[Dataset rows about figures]
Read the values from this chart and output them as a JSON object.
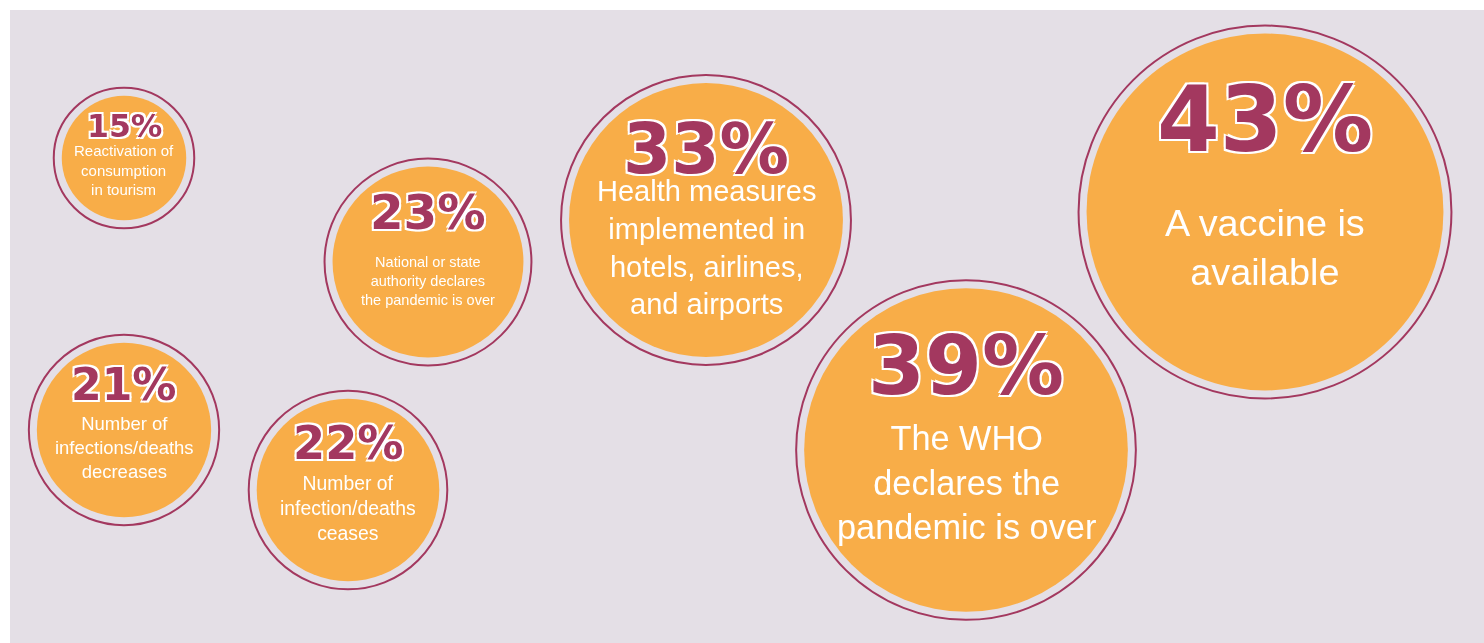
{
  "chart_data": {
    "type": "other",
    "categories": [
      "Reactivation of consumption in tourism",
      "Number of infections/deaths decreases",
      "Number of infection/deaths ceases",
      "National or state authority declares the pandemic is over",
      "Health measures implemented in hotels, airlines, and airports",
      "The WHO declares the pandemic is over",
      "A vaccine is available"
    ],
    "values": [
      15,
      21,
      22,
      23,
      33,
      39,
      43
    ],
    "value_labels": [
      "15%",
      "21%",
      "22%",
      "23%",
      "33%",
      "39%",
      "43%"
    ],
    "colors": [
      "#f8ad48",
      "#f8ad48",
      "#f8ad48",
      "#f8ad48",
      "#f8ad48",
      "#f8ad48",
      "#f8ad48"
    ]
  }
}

■ **Exercise requirements**:
Extract, from the listing above, every line where the string "pandemic" occurs.

■ **Result below**:
      "National or state authority declares the pandemic is over",
      "The WHO declares the pandemic is over",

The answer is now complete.